The problem
Search the material below for the word "varastoinnin" and copy every line in which it occurs.

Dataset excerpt
** Begin **
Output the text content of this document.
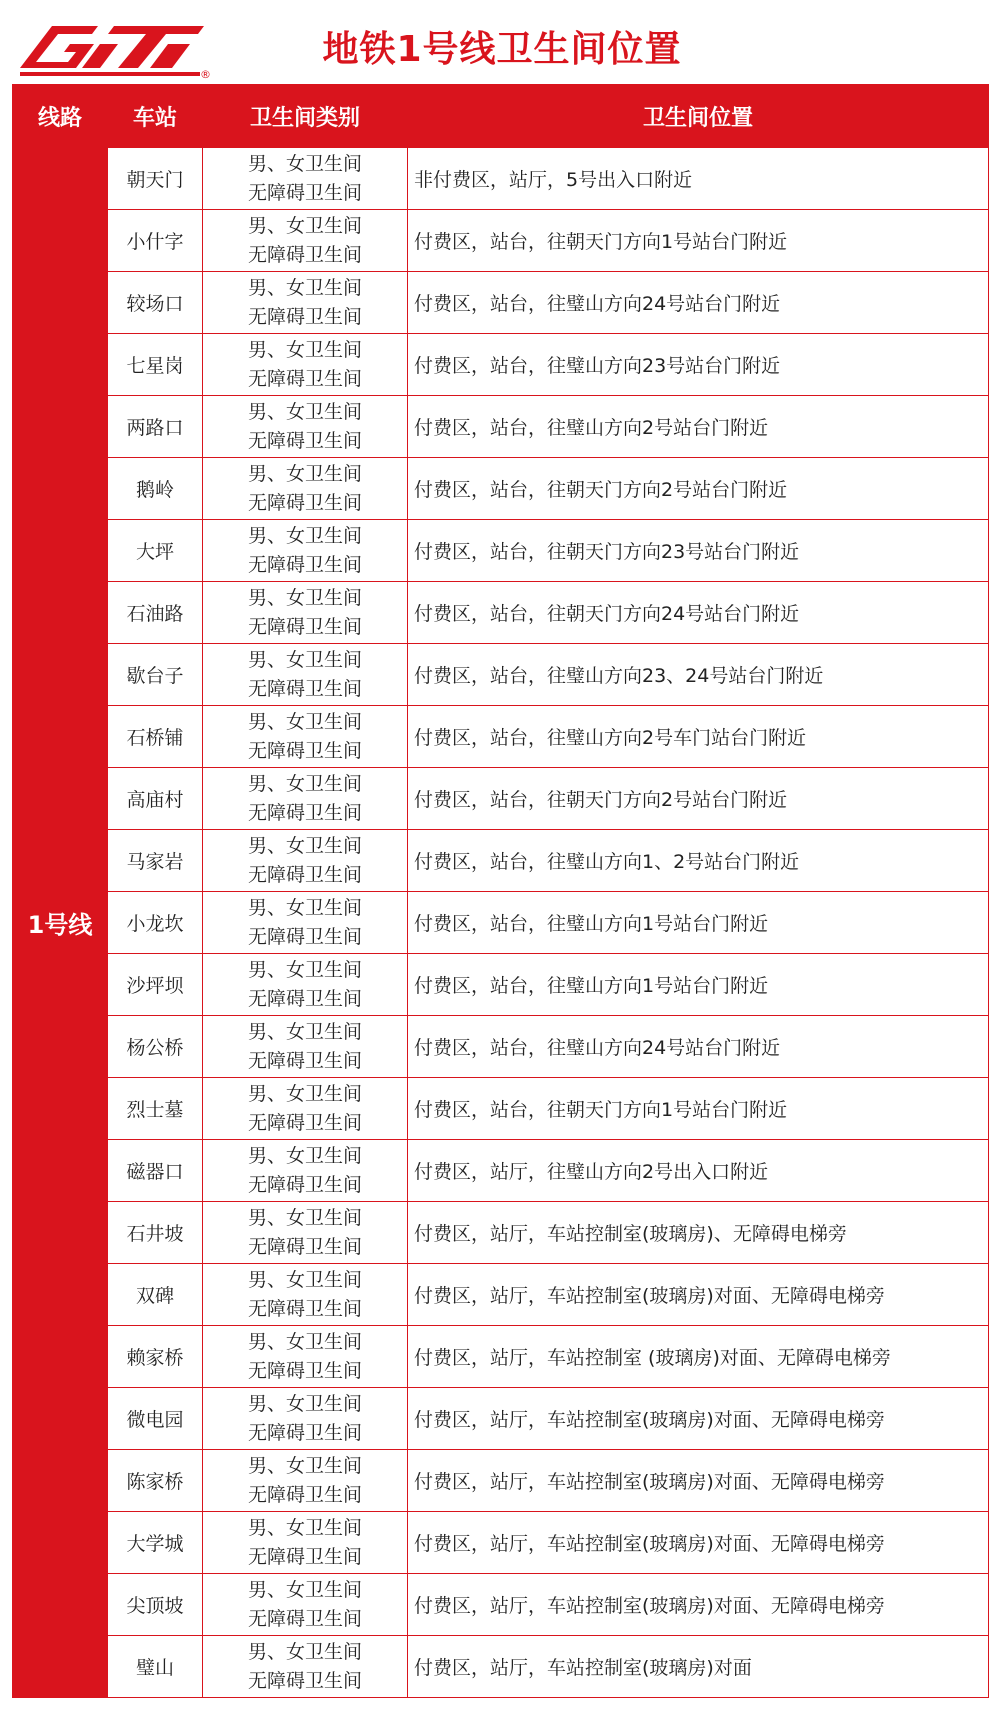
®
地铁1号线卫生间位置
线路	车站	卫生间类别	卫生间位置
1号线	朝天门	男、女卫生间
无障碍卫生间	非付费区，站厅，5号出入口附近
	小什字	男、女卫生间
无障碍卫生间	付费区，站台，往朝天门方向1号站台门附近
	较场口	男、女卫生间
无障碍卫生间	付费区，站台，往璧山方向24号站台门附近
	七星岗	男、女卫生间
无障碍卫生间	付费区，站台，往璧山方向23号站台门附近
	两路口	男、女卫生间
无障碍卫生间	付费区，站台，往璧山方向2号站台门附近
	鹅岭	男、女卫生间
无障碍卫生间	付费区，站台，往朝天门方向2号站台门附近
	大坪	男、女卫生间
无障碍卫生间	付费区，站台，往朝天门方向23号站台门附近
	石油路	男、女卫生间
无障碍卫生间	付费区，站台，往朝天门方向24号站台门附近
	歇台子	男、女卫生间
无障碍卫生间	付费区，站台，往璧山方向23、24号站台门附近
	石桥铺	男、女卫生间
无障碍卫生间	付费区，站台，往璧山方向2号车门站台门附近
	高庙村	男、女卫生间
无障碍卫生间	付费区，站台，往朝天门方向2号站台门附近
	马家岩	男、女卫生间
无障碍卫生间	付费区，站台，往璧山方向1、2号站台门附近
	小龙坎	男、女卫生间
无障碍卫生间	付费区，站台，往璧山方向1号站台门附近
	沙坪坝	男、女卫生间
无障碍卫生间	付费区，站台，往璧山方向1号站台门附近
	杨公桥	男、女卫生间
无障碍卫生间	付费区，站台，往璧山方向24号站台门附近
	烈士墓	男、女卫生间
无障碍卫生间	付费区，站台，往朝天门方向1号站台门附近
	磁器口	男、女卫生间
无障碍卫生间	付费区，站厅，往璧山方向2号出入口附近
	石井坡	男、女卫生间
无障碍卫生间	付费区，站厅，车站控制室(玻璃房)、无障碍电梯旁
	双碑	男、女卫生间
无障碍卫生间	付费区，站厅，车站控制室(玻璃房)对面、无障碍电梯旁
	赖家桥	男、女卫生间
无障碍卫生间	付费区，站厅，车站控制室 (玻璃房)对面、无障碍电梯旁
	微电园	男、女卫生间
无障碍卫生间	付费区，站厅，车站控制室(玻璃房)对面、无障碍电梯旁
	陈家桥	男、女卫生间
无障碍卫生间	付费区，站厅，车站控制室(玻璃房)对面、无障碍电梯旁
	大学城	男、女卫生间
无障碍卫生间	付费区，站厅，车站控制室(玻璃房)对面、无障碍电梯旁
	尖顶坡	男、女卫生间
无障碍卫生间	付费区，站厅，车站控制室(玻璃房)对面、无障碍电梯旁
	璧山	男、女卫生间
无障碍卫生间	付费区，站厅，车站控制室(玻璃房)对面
** End **
** Begin **
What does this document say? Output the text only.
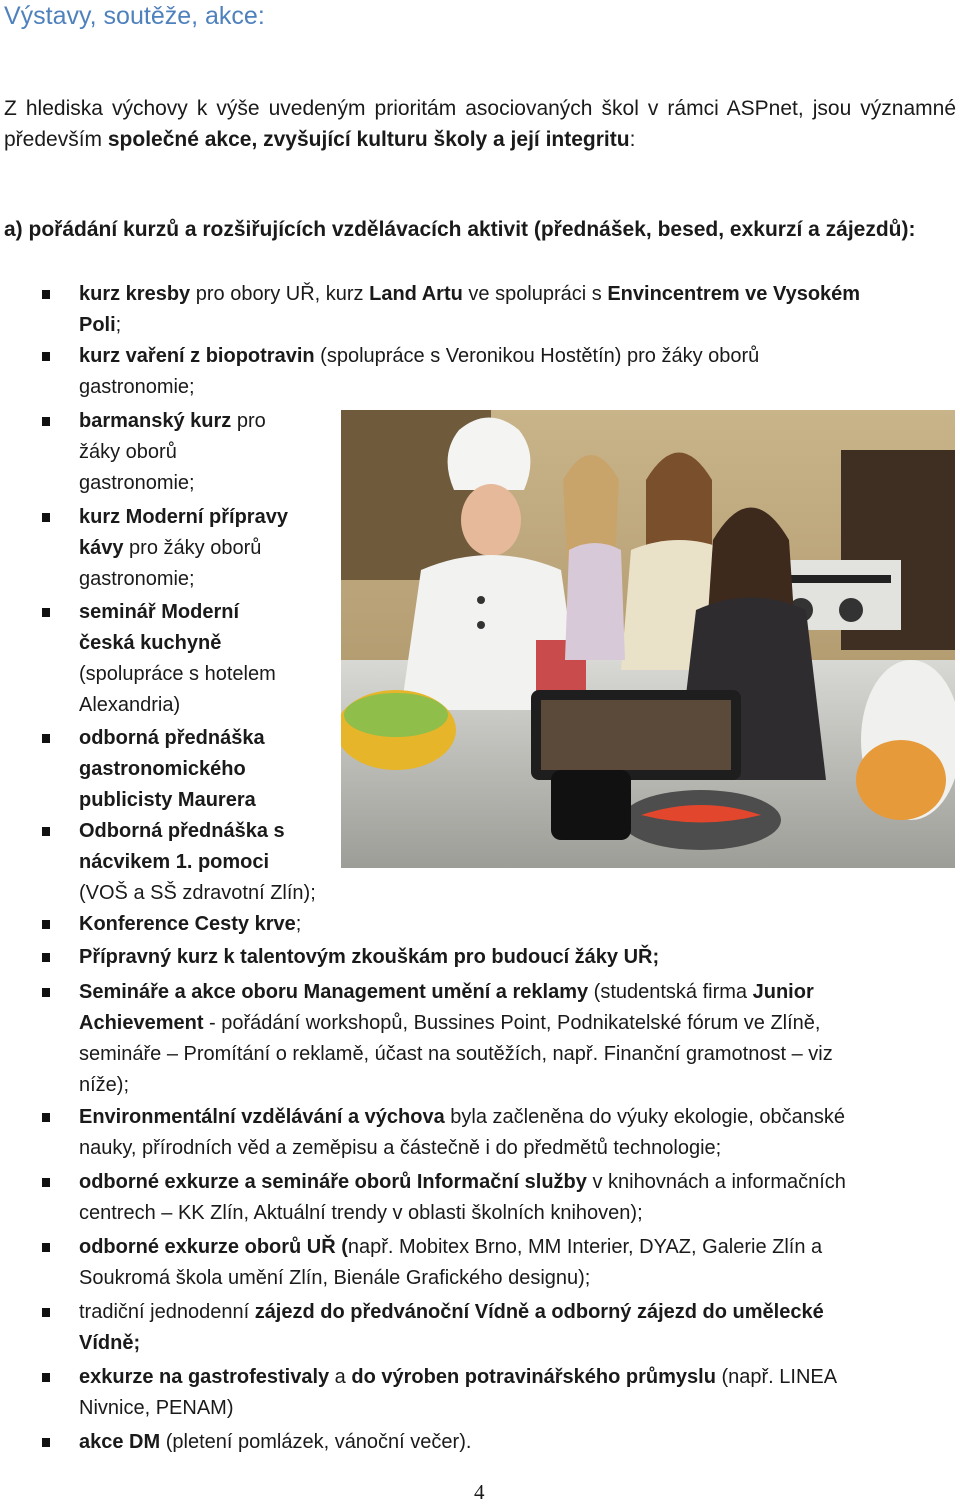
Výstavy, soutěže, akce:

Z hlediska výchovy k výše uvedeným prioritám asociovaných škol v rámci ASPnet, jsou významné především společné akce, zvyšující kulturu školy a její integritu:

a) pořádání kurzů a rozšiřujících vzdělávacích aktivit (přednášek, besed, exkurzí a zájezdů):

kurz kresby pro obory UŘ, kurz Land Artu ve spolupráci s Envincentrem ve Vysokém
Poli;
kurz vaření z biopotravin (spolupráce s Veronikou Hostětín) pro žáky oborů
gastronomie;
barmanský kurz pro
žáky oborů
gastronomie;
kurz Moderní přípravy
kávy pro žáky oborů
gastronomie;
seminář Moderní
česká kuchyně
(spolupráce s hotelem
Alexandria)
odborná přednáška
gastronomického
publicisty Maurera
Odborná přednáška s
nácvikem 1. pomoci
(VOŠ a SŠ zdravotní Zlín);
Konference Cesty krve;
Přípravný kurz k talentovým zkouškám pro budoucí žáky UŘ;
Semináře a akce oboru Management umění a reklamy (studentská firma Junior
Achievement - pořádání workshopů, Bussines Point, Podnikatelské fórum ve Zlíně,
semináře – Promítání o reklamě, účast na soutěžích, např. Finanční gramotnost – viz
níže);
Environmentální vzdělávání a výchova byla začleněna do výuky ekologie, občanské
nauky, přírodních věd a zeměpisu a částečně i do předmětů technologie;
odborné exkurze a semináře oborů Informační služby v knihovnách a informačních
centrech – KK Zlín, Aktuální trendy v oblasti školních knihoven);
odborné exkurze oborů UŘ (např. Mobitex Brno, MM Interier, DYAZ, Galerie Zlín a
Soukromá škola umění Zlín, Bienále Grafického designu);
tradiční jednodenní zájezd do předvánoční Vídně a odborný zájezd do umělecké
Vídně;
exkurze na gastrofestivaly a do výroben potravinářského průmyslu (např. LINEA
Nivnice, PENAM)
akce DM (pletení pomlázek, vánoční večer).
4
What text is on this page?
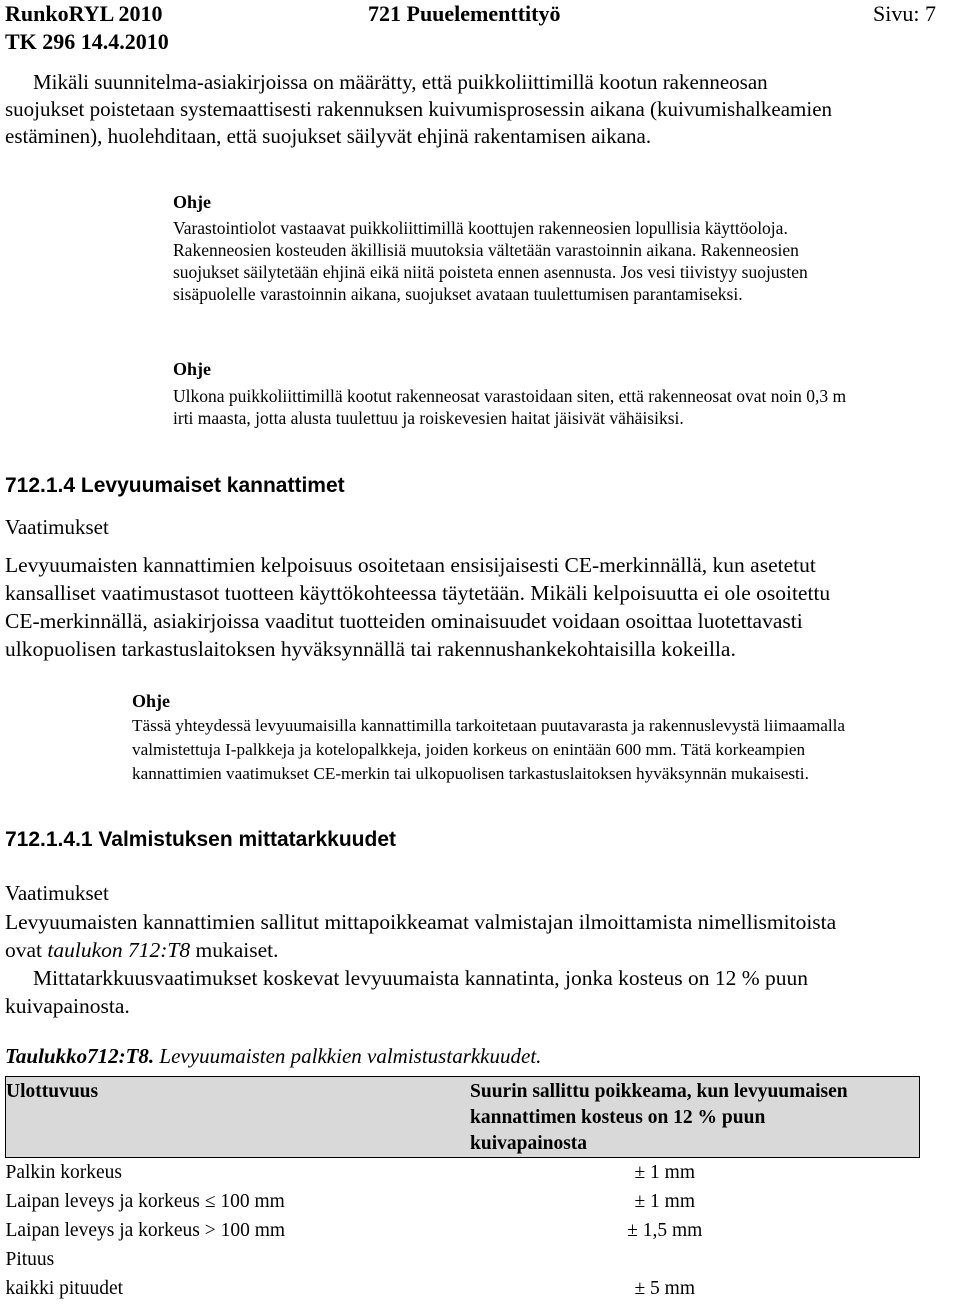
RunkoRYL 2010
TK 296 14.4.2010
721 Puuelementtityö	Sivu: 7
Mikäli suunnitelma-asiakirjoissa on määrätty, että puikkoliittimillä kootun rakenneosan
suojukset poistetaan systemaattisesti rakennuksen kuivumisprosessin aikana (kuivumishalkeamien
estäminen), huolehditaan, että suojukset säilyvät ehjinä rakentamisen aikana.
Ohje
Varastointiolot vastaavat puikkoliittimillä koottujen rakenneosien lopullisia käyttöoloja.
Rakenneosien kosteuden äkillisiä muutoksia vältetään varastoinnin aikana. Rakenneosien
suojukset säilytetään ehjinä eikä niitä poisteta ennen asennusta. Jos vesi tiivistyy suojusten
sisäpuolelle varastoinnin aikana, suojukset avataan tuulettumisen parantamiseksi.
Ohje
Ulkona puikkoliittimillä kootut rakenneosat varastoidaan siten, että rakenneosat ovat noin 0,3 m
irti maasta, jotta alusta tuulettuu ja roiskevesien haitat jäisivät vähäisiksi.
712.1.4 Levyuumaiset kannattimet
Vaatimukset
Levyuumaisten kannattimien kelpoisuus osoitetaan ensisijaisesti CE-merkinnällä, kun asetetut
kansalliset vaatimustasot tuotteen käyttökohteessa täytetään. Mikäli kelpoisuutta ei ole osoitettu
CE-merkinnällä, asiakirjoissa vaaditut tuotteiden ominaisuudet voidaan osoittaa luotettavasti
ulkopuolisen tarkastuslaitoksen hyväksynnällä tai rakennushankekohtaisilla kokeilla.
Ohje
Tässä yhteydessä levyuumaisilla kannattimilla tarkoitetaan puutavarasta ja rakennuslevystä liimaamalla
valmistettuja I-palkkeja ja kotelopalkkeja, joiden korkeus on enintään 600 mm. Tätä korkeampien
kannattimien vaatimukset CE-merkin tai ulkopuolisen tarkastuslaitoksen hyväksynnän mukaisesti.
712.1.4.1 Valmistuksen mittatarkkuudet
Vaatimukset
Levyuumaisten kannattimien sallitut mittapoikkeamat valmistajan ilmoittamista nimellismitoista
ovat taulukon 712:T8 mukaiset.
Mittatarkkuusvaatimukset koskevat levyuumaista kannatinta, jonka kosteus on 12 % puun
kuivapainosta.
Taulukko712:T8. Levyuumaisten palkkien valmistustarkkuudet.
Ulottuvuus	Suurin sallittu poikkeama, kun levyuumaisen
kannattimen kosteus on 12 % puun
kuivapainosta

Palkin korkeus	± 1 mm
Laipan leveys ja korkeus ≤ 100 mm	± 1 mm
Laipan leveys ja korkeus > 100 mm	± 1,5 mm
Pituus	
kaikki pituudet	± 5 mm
** End **
Reply to the task
Rakenneosien kosteuden äkillisiä muutoksia vältetään varastoinnin aikana. Rakenneosien
sisäpuolelle varastoinnin aikana, suojukset avataan tuulettumisen parantamiseksi.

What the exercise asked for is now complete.